DOCUMENTTEKST:
* * * * *

Tijdens een groot deel van de prehistorie was onbekendheid met metaal reden waarom men bepaalde gesteentesoorten gebruikte om werktuigen en wapens van te maken. Met de ontdekking van brons en later ijzer was het gebruik van steensoorten zeker niet voorbij. Vanaf de Romeinse tijd gebruikte men keien nog voor tal van andere toepassingen. Meestal waren deze van praktische betekenis. Tegenwoordig worden zwerfstenen - vooral de grotere - vaak  gebruikt als straatmeubilair of men gebruikt ze als een opvallend sierelement in de openbare ruimte. Ook in de beeldende kunst neemt het gebruik van zwerfstenen de laatste jaren toe.
 

 

Scharnier- en grendelstenen

 

Tijdens de Romeinse overheersing van ons land was het gebruik

van scharnierstenen al bekend. Men gebruikte daar zwerfstenen voor.

Zware houten deuren liet men aan de scharnierkant op een platte

steen met daarin een ondiepe uitholling draaien. Aan de onderkant

van de deur bevestigde men een ijzeren of houten pen die in de

uitholling van de steen draaide. Zo waren de zware houten deuren

betrekkelijk makkelijk open en dicht te doen.

* * * * *

OPGESLAGEN ITEMS:

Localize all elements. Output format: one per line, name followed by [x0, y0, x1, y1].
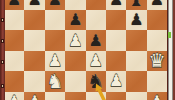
square-h4[interactable]: ♛ — [147, 51, 167, 71]
square-b7[interactable]: ♟ — [24, 0, 44, 10]
square-g5[interactable] — [126, 30, 146, 50]
white-pawn-e4[interactable]: ♟ — [89, 53, 103, 69]
square-b5[interactable] — [24, 30, 44, 50]
square-c4[interactable]: ♟ — [45, 51, 65, 71]
square-b4[interactable] — [24, 51, 44, 71]
black-pawn-h7[interactable]: ♟ — [150, 0, 164, 8]
square-f5[interactable] — [106, 30, 126, 50]
square-g6[interactable]: ♟ — [126, 10, 146, 30]
square-h5[interactable] — [147, 30, 167, 50]
rank-coordinate-mark-3 — [1, 84, 4, 88]
square-h6[interactable] — [147, 10, 167, 30]
black-pawn-c7[interactable]: ♟ — [48, 0, 62, 8]
white-pawn-a2[interactable]: ♟ — [7, 94, 21, 100]
square-a6[interactable] — [4, 10, 24, 30]
square-e5[interactable]: ♟ — [86, 30, 106, 50]
square-c7[interactable]: ♟ — [45, 0, 65, 10]
square-g2[interactable] — [126, 92, 146, 100]
square-d7[interactable] — [65, 0, 85, 10]
black-bishop-g7[interactable]: ♝ — [128, 0, 145, 9]
scrollbar-thumb[interactable] — [168, 32, 171, 38]
square-f4[interactable] — [106, 51, 126, 71]
square-a2[interactable]: ♟ — [4, 92, 24, 100]
black-pawn-g6[interactable]: ♟ — [129, 12, 143, 28]
square-d2[interactable] — [65, 92, 85, 100]
white-knight-c3[interactable]: ♞ — [46, 72, 63, 91]
square-b6[interactable] — [24, 10, 44, 30]
square-e6[interactable] — [86, 10, 106, 30]
square-g7[interactable]: ♝ — [126, 0, 146, 10]
square-a7[interactable]: ♟ — [4, 0, 24, 10]
square-e2[interactable] — [86, 92, 106, 100]
square-g4[interactable] — [126, 51, 146, 71]
board-frame-left — [0, 0, 5, 100]
white-pawn-d5[interactable]: ♟ — [68, 33, 82, 49]
square-d3[interactable] — [65, 71, 85, 91]
square-h2[interactable]: ♟ — [147, 92, 167, 100]
black-pawn-d6[interactable]: ♟ — [68, 12, 82, 28]
square-f7[interactable]: ♟ — [106, 0, 126, 10]
square-b3[interactable] — [24, 71, 44, 91]
white-pawn-c4[interactable]: ♟ — [48, 53, 62, 69]
black-pawn-f7[interactable]: ♟ — [109, 0, 123, 8]
rank-coordinate-mark-6 — [1, 18, 4, 22]
square-b2[interactable]: ♟ — [24, 92, 44, 100]
square-c3[interactable]: ♞ — [45, 71, 65, 91]
white-pawn-b2[interactable]: ♟ — [27, 94, 41, 100]
square-a4[interactable] — [4, 51, 24, 71]
rank-coordinate-mark-5 — [1, 39, 4, 43]
black-knight-e3[interactable]: ♞ — [87, 72, 104, 91]
white-pawn-f3[interactable]: ♟ — [109, 73, 123, 89]
square-f3[interactable]: ♟ — [106, 71, 126, 91]
square-f6[interactable] — [106, 10, 126, 30]
square-h3[interactable] — [147, 71, 167, 91]
square-g3[interactable] — [126, 71, 146, 91]
chess-app-window: ♟♟♟♟♝♟♟♟♟♟♟♟♛♞♞♟♟♟♟ — [0, 0, 175, 100]
square-c2[interactable] — [45, 92, 65, 100]
chess-board: ♟♟♟♟♝♟♟♟♟♟♟♟♛♞♞♟♟♟♟ — [4, 0, 167, 100]
square-e4[interactable]: ♟ — [86, 51, 106, 71]
square-d4[interactable] — [65, 51, 85, 71]
square-c5[interactable] — [45, 30, 65, 50]
scrollbar-track[interactable] — [168, 0, 173, 100]
white-pawn-h2[interactable]: ♟ — [150, 94, 164, 100]
square-c6[interactable] — [45, 10, 65, 30]
rank-coordinate-mark-4 — [1, 60, 4, 64]
square-e3[interactable]: ♞ — [86, 71, 106, 91]
square-d5[interactable]: ♟ — [65, 30, 85, 50]
black-pawn-a7[interactable]: ♟ — [7, 0, 21, 8]
white-queen-h4[interactable]: ♛ — [148, 51, 165, 70]
square-e7[interactable] — [86, 0, 106, 10]
square-a5[interactable] — [4, 30, 24, 50]
black-pawn-e5[interactable]: ♟ — [89, 33, 103, 49]
square-a3[interactable] — [4, 71, 24, 91]
square-h7[interactable]: ♟ — [147, 0, 167, 10]
black-pawn-b7[interactable]: ♟ — [27, 0, 41, 8]
square-f2[interactable] — [106, 92, 126, 100]
square-d6[interactable]: ♟ — [65, 10, 85, 30]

* * * * *

LIJST MET TAKEN:
(1) Van welk materiaal was volgens de tekst over zwerfstenen de pen die men aan de onderkant van zware houten deuren bevestigde?
(2) Ga verder met de tekst over het gebruik van zwerfstenen, te beginnen na de laatste zin die er staat.

EINDRESULTATEN:
(1) Van ijzer of hout.

(2)
 

 

Scharnierstenen waren in de Middeleeuwen op boerderijen in

Noord-Nederland algemeen in gebruik. Men liet bij voorkeur de

zware schuurdeuren op dergelijke stenen scharnierpunten draaien. In

principe was iedere steen met een platte kant daarvoor geschikt,

mits de grootte voldeed.
 

 

 

Scharniersteen Grendelsteen

Scharnier- of dorpelsteen - IJstijdenmuseum Buitenpost

Grendelsteen - IJstijdenmuseum Buitenpost

 

 


Om de schuurdeuren af te kunnen sluiten paste men vaak een metalen

grendel toe waarvan het ondereind na het sluiten van de deuren in een

passend gat zakte. Daartoe had men in een grote zwerfkei een gat geboord. 

Van zowel scharnier- als grendelstenen zijn in Noord-Nederland voorbeelden

gevonden.

 

 

 

Markeringsstenen
 

Grote zwerfstenen waren ook nuttig als markeringssteen. Ongetwijfeld

vaak gezien gezien maar niet als zodanig opgemerkt zijn de keien die

vooral in staatsbossen op de hoeken van paden en bospercelen geplaatst

zijn; stenen al of niet witgeverfd met een nummer erop. De keien

markeren de afzonderlijke bospercelen. Bij het beheer van het bos zijn

deze merktekens onmisbaar. Zo weten bosbouwers en bedrijven die

bomen komen kappen precies waar ze moeten zijn.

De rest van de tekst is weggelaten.